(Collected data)
- - -

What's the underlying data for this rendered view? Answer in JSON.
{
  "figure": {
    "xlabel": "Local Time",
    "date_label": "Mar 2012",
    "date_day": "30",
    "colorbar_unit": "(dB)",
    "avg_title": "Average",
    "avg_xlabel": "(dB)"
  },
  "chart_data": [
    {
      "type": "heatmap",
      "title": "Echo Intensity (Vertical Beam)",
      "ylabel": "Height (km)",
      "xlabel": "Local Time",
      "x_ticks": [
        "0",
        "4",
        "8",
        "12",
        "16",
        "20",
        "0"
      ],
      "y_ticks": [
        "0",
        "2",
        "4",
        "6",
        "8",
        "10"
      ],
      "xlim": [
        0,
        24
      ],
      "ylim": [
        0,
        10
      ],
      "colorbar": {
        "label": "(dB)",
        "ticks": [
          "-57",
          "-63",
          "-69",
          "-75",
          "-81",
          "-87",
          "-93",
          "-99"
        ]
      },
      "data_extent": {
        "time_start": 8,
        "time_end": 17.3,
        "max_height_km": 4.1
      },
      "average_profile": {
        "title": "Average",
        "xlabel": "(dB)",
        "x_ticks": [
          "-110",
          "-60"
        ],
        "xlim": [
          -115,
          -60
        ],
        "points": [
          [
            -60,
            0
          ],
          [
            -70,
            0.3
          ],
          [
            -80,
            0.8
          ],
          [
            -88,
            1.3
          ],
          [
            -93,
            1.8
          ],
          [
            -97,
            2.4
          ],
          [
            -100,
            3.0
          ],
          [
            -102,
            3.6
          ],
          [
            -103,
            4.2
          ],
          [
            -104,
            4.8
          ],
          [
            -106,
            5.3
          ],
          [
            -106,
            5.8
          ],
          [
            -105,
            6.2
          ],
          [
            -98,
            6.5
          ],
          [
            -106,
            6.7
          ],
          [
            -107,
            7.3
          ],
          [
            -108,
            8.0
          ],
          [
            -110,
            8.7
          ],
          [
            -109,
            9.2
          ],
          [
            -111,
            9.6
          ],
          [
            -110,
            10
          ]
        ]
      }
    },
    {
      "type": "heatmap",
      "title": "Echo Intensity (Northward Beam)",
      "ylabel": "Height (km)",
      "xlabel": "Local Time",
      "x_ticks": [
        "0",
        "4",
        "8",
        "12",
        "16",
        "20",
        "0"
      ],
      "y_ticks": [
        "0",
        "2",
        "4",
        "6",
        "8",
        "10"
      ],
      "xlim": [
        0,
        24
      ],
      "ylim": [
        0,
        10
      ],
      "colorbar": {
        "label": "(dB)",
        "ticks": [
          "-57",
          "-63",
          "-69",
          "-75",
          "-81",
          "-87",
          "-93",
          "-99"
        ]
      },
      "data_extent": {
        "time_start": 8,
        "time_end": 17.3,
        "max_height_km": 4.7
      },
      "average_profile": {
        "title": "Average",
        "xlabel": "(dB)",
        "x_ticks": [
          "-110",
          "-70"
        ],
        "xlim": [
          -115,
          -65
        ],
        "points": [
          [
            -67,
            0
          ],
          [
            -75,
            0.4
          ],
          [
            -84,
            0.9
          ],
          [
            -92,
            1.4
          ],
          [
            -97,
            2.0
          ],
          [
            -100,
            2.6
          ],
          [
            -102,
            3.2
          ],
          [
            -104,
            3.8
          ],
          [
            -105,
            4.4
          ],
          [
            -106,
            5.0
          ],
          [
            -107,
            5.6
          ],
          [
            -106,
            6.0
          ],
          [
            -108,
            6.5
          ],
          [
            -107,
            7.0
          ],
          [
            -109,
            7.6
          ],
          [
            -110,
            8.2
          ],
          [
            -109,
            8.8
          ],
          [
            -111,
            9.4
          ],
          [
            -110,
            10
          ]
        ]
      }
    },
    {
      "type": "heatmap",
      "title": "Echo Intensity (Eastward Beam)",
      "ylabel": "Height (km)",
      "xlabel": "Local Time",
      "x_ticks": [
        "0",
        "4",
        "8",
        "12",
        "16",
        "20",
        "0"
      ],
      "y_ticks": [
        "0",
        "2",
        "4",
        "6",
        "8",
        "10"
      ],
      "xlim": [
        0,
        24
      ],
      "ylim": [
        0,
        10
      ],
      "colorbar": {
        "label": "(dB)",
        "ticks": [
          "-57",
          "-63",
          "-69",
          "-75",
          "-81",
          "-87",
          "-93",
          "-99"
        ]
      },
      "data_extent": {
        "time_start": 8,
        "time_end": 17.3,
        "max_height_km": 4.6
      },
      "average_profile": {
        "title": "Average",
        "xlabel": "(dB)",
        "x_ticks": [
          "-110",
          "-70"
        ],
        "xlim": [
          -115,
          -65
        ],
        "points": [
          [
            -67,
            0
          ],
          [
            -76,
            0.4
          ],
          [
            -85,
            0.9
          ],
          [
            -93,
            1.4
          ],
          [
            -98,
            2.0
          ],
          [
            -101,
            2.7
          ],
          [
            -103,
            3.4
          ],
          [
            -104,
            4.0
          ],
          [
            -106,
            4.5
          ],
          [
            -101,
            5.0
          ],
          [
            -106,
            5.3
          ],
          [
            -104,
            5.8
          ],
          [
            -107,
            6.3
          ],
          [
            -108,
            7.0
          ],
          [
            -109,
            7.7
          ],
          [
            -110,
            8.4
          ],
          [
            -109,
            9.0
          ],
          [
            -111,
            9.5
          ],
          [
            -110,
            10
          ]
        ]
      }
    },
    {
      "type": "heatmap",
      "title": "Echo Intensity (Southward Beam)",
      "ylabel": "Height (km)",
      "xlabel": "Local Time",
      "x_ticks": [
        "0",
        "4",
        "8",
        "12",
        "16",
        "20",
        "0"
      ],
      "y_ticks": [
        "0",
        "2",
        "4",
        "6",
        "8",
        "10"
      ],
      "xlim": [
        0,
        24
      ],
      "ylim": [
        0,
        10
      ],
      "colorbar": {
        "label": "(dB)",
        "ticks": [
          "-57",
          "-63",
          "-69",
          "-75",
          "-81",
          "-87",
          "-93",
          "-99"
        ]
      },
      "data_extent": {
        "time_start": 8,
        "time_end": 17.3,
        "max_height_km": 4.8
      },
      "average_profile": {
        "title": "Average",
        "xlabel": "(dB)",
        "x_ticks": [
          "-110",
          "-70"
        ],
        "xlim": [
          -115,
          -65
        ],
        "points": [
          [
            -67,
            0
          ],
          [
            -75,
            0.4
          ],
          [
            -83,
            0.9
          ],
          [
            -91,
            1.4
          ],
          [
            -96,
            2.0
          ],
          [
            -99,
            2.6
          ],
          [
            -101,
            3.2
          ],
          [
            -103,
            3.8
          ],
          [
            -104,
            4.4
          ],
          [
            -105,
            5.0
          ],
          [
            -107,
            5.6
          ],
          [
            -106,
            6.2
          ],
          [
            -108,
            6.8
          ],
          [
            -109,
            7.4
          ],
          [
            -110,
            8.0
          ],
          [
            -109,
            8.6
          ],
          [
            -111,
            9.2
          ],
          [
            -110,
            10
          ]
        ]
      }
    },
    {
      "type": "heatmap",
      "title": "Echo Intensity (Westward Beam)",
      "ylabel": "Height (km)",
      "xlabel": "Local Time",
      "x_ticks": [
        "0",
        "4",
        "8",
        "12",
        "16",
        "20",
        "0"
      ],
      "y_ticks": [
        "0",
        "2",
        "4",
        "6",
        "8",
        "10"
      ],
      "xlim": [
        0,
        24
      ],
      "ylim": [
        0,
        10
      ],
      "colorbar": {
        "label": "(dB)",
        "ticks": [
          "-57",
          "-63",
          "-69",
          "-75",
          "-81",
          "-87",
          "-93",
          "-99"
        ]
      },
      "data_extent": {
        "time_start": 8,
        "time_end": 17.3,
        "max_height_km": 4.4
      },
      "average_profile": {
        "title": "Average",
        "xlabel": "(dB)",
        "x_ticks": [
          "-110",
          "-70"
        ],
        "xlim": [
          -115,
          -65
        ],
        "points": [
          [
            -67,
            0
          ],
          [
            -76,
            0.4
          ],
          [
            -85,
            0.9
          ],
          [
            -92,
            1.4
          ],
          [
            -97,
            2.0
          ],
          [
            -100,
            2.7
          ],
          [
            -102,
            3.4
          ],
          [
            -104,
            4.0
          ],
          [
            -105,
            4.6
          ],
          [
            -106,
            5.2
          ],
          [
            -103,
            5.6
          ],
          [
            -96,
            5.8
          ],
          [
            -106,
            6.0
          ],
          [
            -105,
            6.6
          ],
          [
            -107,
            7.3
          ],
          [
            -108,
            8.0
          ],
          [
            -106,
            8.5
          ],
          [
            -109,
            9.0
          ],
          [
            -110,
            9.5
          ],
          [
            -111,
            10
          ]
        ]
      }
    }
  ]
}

- - -

▶ **Prompt**
Copy, from the material, each line that holds the string "Echo".

▶ **Right answer**
      "title": "Echo Intensity (Vertical Beam)",
      "title": "Echo Intensity (Northward Beam)",
      "title": "Echo Intensity (Eastward Beam)",
      "title": "Echo Intensity (Southward Beam)",
      "title": "Echo Intensity (Westward Beam)",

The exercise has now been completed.